- [GIVEN TASK] Below are records; count the lines that contain "person" and give only the total.

— start SUPPLIED MATERIAL —

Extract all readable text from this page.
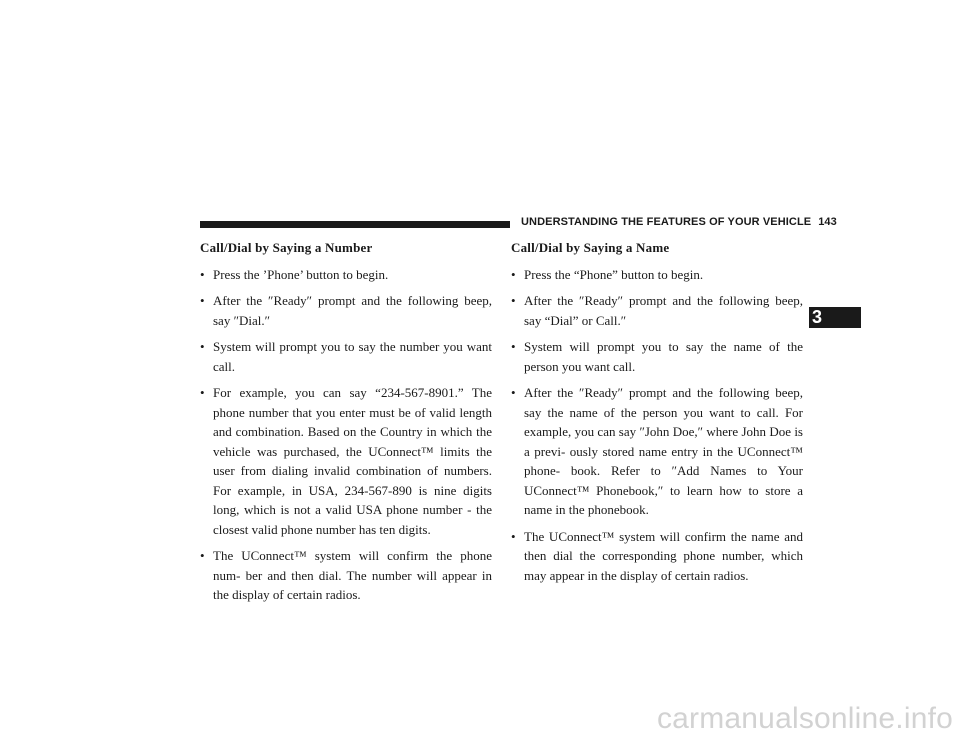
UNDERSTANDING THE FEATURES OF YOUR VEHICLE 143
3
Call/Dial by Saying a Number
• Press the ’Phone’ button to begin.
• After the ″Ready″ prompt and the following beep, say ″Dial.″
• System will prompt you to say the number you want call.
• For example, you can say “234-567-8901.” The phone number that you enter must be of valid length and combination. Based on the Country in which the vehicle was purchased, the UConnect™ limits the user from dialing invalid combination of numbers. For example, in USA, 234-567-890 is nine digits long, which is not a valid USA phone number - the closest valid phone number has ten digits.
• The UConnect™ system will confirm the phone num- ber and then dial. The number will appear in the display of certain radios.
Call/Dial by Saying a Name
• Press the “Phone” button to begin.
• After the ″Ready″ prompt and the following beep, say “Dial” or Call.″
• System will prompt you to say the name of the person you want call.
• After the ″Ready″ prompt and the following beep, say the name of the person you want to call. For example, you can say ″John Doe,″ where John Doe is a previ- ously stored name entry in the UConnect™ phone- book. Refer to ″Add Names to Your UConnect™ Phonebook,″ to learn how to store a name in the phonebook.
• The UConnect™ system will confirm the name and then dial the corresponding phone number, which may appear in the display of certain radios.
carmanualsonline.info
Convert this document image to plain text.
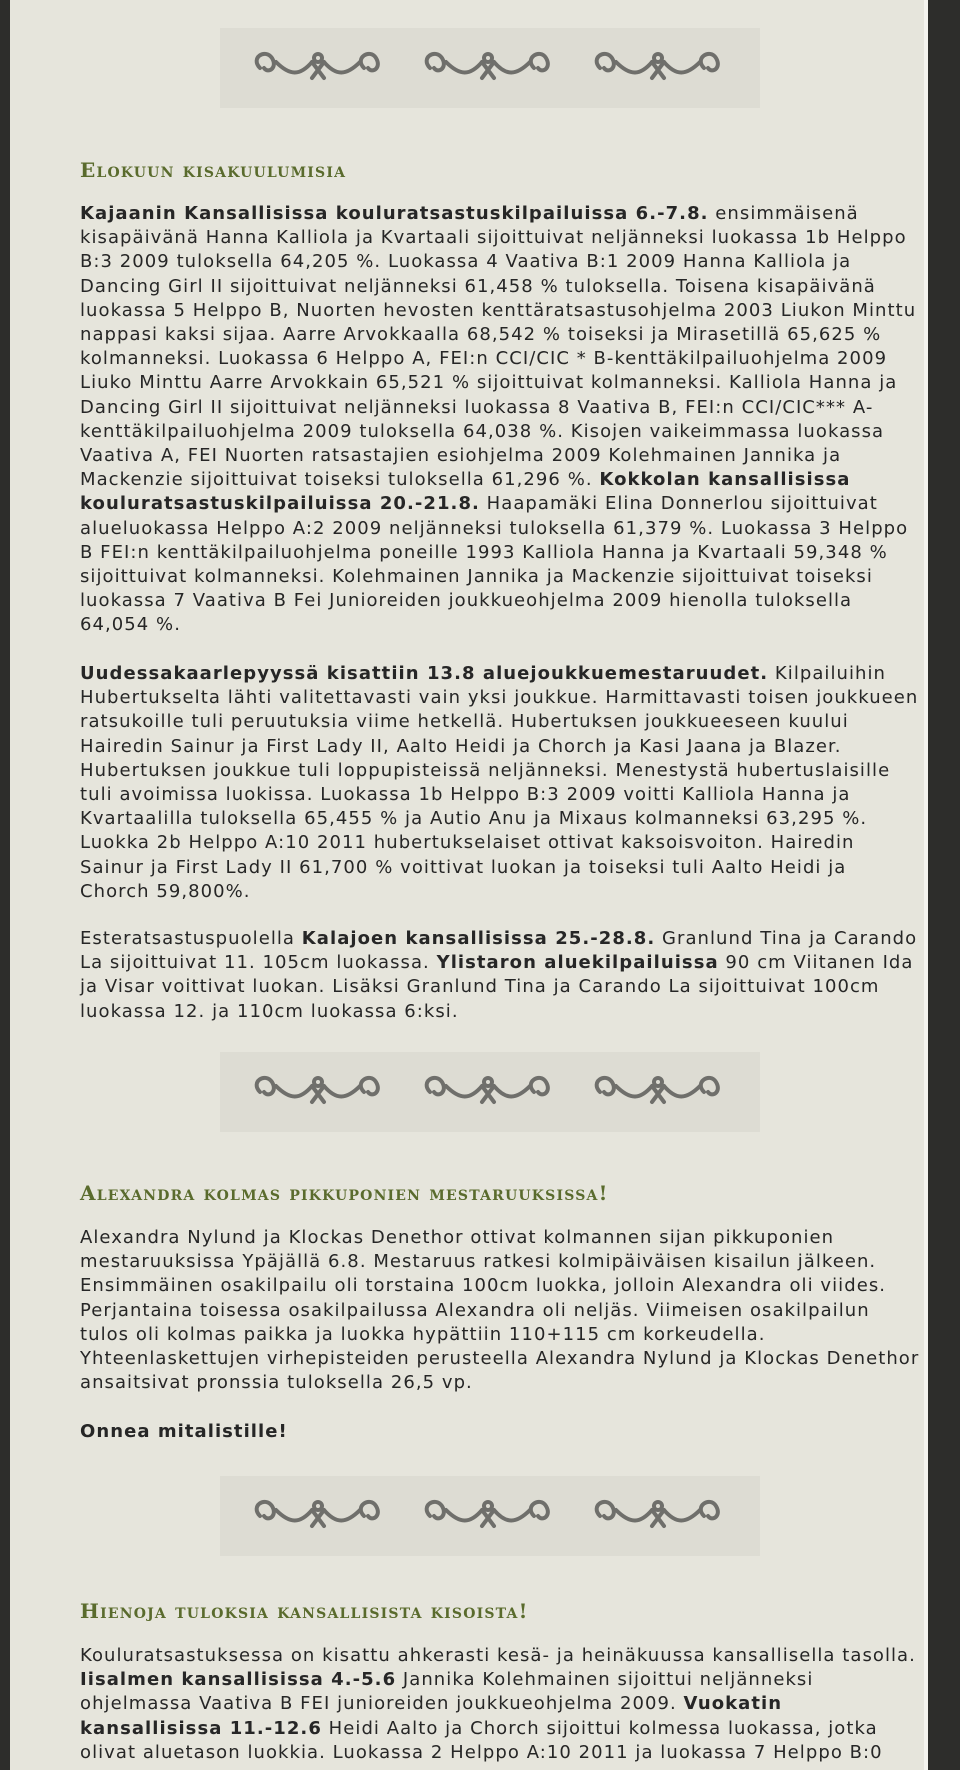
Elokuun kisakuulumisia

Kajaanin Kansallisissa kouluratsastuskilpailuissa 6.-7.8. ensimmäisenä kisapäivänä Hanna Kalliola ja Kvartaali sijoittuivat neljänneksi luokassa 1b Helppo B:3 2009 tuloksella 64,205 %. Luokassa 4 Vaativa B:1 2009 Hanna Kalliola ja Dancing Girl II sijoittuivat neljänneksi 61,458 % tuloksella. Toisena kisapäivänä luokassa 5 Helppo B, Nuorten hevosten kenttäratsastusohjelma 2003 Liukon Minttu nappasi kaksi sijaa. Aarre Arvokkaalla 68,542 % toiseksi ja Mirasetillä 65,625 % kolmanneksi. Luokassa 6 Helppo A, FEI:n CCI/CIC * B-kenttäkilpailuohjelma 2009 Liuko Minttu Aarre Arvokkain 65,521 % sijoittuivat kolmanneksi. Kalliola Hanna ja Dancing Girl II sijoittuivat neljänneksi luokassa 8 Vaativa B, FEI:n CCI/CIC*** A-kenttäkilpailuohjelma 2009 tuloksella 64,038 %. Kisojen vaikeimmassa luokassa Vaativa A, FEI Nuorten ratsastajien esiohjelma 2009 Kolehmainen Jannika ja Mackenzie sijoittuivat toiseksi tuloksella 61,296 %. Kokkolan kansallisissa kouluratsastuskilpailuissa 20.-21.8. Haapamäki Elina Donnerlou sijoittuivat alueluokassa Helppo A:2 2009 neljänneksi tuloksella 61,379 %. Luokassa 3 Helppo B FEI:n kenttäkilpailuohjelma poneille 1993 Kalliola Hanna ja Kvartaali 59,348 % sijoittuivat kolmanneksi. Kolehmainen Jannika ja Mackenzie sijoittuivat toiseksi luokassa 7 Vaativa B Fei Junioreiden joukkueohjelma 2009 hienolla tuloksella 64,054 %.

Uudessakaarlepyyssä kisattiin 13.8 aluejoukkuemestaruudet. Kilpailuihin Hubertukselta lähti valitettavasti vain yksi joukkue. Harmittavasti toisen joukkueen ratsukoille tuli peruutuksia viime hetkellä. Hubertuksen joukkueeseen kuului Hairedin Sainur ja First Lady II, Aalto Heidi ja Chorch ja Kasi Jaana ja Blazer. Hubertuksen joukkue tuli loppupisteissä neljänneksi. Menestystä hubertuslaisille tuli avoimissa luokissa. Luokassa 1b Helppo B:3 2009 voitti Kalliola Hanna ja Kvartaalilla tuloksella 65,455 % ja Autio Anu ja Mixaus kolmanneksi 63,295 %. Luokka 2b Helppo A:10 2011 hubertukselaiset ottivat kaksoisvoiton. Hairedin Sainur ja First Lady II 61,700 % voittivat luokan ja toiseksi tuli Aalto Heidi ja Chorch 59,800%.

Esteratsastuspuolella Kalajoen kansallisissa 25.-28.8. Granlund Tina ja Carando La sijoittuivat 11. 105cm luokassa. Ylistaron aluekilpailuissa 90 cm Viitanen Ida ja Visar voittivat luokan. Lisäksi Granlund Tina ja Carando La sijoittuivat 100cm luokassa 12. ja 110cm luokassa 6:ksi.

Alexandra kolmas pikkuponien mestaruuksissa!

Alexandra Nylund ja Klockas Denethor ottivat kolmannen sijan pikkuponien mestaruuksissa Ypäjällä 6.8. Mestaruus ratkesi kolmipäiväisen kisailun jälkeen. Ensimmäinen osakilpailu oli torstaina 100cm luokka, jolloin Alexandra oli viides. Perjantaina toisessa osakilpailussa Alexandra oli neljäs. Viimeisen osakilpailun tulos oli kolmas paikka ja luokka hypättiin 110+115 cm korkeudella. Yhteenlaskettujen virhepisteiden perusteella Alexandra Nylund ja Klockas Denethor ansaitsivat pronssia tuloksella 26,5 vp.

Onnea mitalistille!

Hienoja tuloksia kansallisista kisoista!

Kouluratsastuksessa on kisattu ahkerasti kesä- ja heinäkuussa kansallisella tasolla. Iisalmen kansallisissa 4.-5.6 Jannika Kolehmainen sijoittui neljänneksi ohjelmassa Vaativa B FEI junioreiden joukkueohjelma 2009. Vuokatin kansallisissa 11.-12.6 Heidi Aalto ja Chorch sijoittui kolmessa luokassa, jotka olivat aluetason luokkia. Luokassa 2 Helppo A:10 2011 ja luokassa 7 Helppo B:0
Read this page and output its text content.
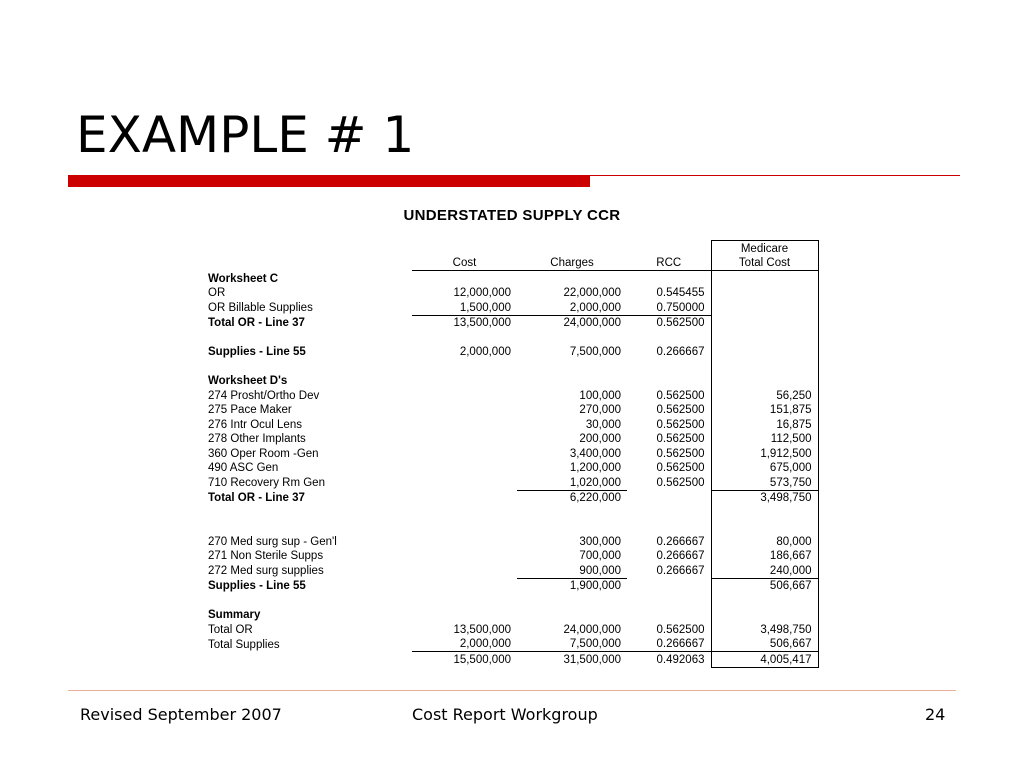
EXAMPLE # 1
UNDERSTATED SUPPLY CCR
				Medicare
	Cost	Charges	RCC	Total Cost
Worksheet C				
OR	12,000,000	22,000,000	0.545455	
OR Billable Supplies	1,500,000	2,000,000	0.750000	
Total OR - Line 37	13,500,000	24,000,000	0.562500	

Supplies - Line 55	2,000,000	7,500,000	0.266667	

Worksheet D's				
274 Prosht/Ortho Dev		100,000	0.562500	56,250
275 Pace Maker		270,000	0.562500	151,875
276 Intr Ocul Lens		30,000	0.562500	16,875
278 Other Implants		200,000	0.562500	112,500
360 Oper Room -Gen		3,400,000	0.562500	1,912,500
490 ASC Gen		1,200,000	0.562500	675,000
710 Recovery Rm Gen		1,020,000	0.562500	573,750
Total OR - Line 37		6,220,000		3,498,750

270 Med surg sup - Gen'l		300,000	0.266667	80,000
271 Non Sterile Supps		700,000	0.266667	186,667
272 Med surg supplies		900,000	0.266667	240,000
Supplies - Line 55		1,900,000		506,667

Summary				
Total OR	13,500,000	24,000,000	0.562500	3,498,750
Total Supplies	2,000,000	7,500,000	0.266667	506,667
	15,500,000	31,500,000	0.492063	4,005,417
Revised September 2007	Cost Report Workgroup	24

— end SUPPLIED MATERIAL —

- [RESULT FOR THIS TASK] 2